Output every line below exactly.

Stored dataset items:
·····

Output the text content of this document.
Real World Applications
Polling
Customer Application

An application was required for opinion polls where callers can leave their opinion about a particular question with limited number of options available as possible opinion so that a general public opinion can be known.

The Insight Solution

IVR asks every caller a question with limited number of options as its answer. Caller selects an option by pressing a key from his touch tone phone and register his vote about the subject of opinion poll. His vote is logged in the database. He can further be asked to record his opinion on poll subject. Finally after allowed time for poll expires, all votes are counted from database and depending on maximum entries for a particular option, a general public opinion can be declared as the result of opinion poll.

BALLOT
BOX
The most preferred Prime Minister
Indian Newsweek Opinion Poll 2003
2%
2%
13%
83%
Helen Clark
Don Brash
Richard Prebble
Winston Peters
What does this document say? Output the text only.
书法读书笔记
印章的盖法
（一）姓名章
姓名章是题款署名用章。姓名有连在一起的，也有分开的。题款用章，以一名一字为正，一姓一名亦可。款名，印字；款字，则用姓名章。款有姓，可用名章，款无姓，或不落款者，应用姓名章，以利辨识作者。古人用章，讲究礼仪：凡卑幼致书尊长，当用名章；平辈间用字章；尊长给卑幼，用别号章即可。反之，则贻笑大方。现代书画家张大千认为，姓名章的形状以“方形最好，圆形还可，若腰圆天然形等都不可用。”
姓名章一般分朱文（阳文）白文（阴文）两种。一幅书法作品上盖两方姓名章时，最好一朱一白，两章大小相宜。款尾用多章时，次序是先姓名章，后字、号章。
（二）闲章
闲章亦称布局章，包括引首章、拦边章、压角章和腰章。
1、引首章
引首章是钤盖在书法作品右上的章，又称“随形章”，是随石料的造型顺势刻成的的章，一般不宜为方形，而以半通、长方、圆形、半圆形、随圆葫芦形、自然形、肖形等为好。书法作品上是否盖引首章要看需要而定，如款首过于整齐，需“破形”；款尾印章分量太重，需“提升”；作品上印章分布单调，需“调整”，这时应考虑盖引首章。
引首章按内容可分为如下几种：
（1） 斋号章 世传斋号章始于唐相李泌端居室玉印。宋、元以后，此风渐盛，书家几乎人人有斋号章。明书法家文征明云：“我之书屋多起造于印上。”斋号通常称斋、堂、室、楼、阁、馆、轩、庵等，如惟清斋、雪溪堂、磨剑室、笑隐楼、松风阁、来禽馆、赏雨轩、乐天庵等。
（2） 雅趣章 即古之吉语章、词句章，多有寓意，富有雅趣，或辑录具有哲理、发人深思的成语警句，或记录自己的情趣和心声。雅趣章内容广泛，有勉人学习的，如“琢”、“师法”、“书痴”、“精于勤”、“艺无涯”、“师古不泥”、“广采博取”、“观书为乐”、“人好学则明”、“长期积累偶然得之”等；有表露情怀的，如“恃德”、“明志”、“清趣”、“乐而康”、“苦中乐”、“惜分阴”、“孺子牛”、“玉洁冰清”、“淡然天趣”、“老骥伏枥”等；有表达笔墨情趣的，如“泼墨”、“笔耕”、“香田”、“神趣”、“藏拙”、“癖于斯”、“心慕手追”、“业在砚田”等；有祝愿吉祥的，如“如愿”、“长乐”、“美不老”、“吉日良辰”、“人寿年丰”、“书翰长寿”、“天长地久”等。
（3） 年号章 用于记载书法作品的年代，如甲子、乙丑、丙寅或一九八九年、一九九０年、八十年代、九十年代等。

·····

» Output for this task:
Output the text content of this document.
Real World Applications
Polling
Customer Application

An application was required for opinion polls where callers can leave their opinion about a particular question with limited number of options available as possible opinion so that a general public opinion can be known.

The Insight Solution

IVR asks every caller a question with limited number of options as its answer. Caller selects an option by pressing a key from his touch tone phone and register his vote about the subject of opinion poll. His vote is logged in the database. He can further be asked to record his opinion on poll subject. Finally after allowed time for poll expires, all votes are counted from database and depending on maximum entries for a particular option, a general public opinion can be declared as the result of opinion poll.

BALLOT
BOX
The most preferred Prime Minister
Indian Newsweek Opinion Poll 2003
2%
2%
13%
83%
Helen Clark
Don Brash
Richard Prebble
Winston Peters
What does this document say? Output the text only.
书法读书笔记
印章的盖法
（一）姓名章
姓名章是题款署名用章。姓名有连在一起的，也有分开的。题款用章，以一名一字为正，一姓一名亦可。款名，印字；款字，则用姓名章。款有姓，可用名章，款无姓，或不落款者，应用姓名章，以利辨识作者。古人用章，讲究礼仪：凡卑幼致书尊长，当用名章；平辈间用字章；尊长给卑幼，用别号章即可。反之，则贻笑大方。现代书画家张大千认为，姓名章的形状以“方形最好，圆形还可，若腰圆天然形等都不可用。”
姓名章一般分朱文（阳文）白文（阴文）两种。一幅书法作品上盖两方姓名章时，最好一朱一白，两章大小相宜。款尾用多章时，次序是先姓名章，后字、号章。
（二）闲章
闲章亦称布局章，包括引首章、拦边章、压角章和腰章。
1、引首章
引首章是钤盖在书法作品右上的章，又称“随形章”，是随石料的造型顺势刻成的的章，一般不宜为方形，而以半通、长方、圆形、半圆形、随圆葫芦形、自然形、肖形等为好。书法作品上是否盖引首章要看需要而定，如款首过于整齐，需“破形”；款尾印章分量太重，需“提升”；作品上印章分布单调，需“调整”，这时应考虑盖引首章。
引首章按内容可分为如下几种：
（1） 斋号章 世传斋号章始于唐相李泌端居室玉印。宋、元以后，此风渐盛，书家几乎人人有斋号章。明书法家文征明云：“我之书屋多起造于印上。”斋号通常称斋、堂、室、楼、阁、馆、轩、庵等，如惟清斋、雪溪堂、磨剑室、笑隐楼、松风阁、来禽馆、赏雨轩、乐天庵等。
（2） 雅趣章 即古之吉语章、词句章，多有寓意，富有雅趣，或辑录具有哲理、发人深思的成语警句，或记录自己的情趣和心声。雅趣章内容广泛，有勉人学习的，如“琢”、“师法”、“书痴”、“精于勤”、“艺无涯”、“师古不泥”、“广采博取”、“观书为乐”、“人好学则明”、“长期积累偶然得之”等；有表露情怀的，如“恃德”、“明志”、“清趣”、“乐而康”、“苦中乐”、“惜分阴”、“孺子牛”、“玉洁冰清”、“淡然天趣”、“老骥伏枥”等；有表达笔墨情趣的，如“泼墨”、“笔耕”、“香田”、“神趣”、“藏拙”、“癖于斯”、“心慕手追”、“业在砚田”等；有祝愿吉祥的，如“如愿”、“长乐”、“美不老”、“吉日良辰”、“人寿年丰”、“书翰长寿”、“天长地久”等。
（3） 年号章 用于记载书法作品的年代，如甲子、乙丑、丙寅或一九八九年、一九九０年、八十年代、九十年代等。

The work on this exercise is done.